Given records →
============

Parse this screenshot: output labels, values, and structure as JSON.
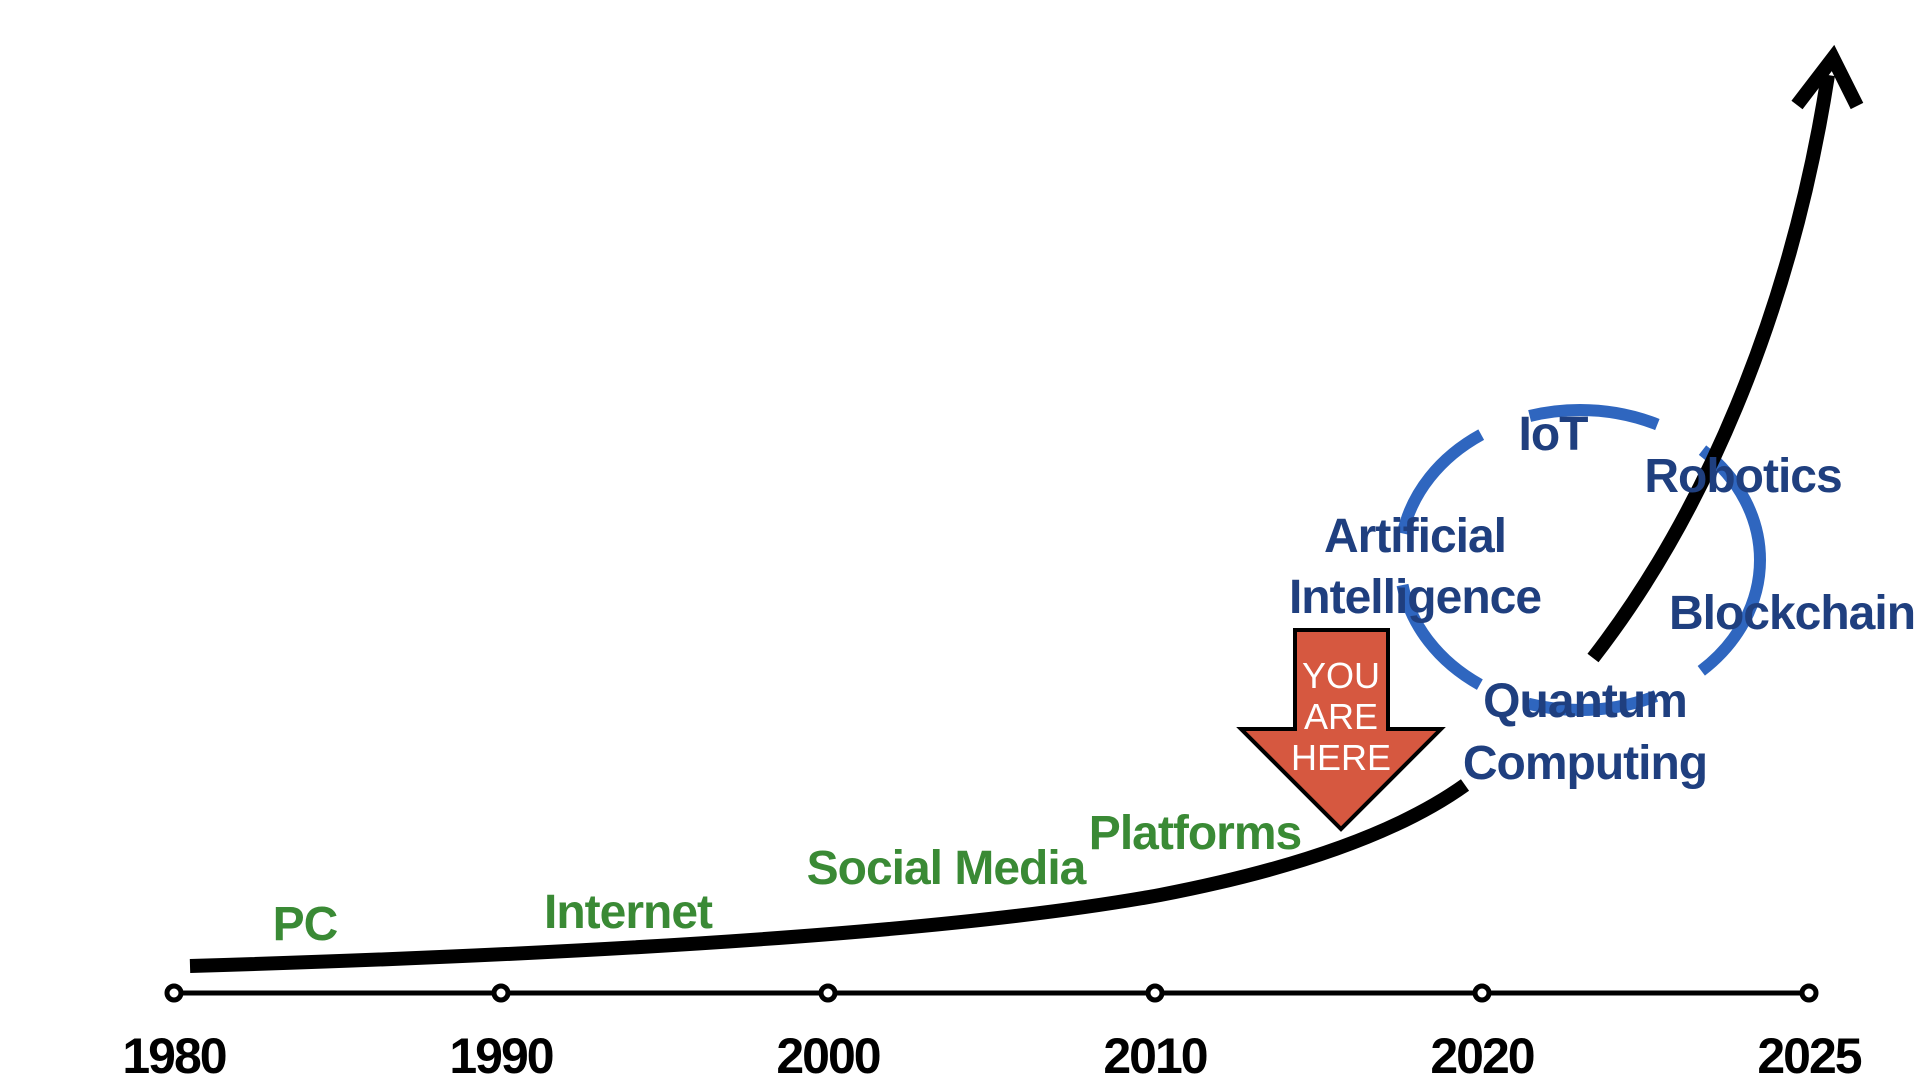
{
  "colors": {
    "past": "#3a8a35",
    "future": "#1f3f7f",
    "dashed_ring": "#2f66bf",
    "arrow_fill": "#d65840",
    "line": "#000000"
  },
  "timeline": {
    "years": [
      "1980",
      "1990",
      "2000",
      "2010",
      "2020",
      "2025"
    ]
  },
  "past_eras": [
    "PC",
    "Internet",
    "Social Media",
    "Platforms"
  ],
  "future_tech": {
    "iot": "IoT",
    "robotics": "Robotics",
    "ai_line1": "Artificial",
    "ai_line2": "Intelligence",
    "blockchain": "Blockchain",
    "quantum_line1": "Quantum",
    "quantum_line2": "Computing"
  },
  "marker": {
    "line1": "YOU",
    "line2": "ARE",
    "line3": "HERE"
  }
}
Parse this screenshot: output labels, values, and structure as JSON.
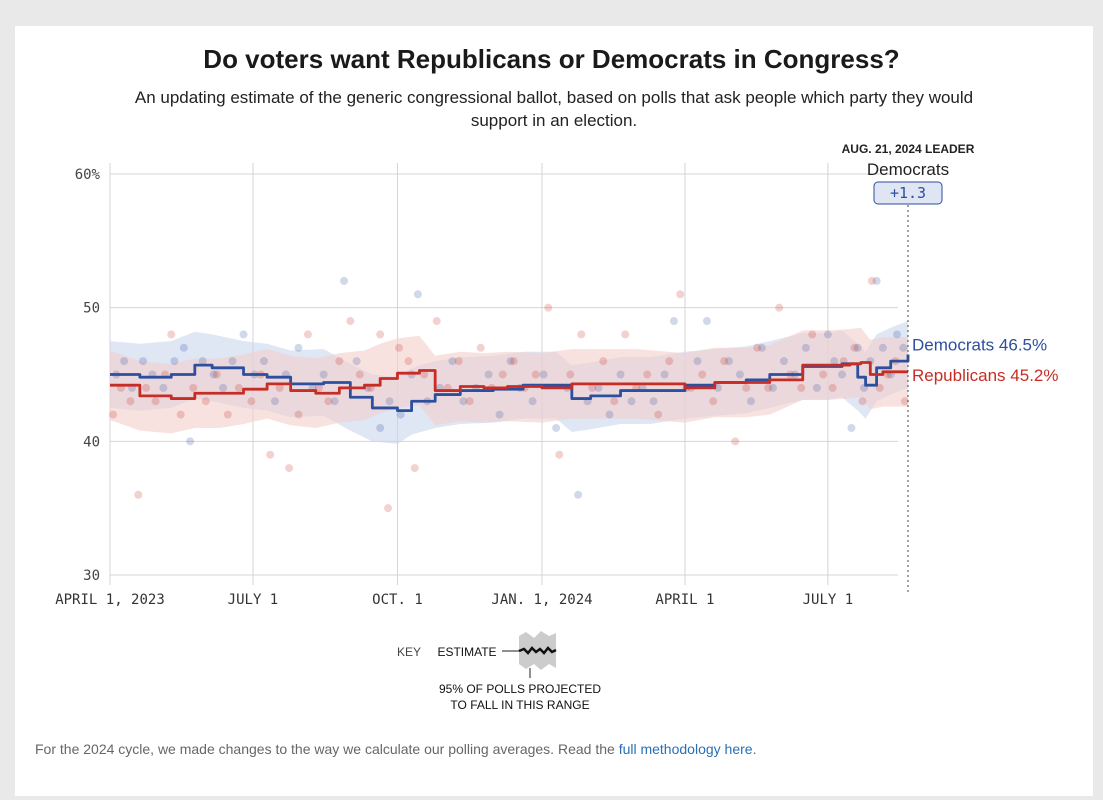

============

Given exercise → Leave out every picture and copy the rest of the records exactly.

Problem solution →
Parse this screenshot: output labels, values, and structure as JSON.
{
  "colors": {
    "past": "#3a8a35",
    "future": "#1f3f7f",
    "dashed_ring": "#2f66bf",
    "arrow_fill": "#d65840",
    "line": "#000000"
  },
  "timeline": {
    "years": [
      "1980",
      "1990",
      "2000",
      "2010",
      "2020",
      "2025"
    ]
  },
  "past_eras": [
    "PC",
    "Internet",
    "Social Media",
    "Platforms"
  ],
  "future_tech": {
    "iot": "IoT",
    "robotics": "Robotics",
    "ai_line1": "Artificial",
    "ai_line2": "Intelligence",
    "blockchain": "Blockchain",
    "quantum_line1": "Quantum",
    "quantum_line2": "Computing"
  },
  "marker": {
    "line1": "YOU",
    "line2": "ARE",
    "line3": "HERE"
  }
}
Parse this screenshot: output labels, values, and structure as JSON.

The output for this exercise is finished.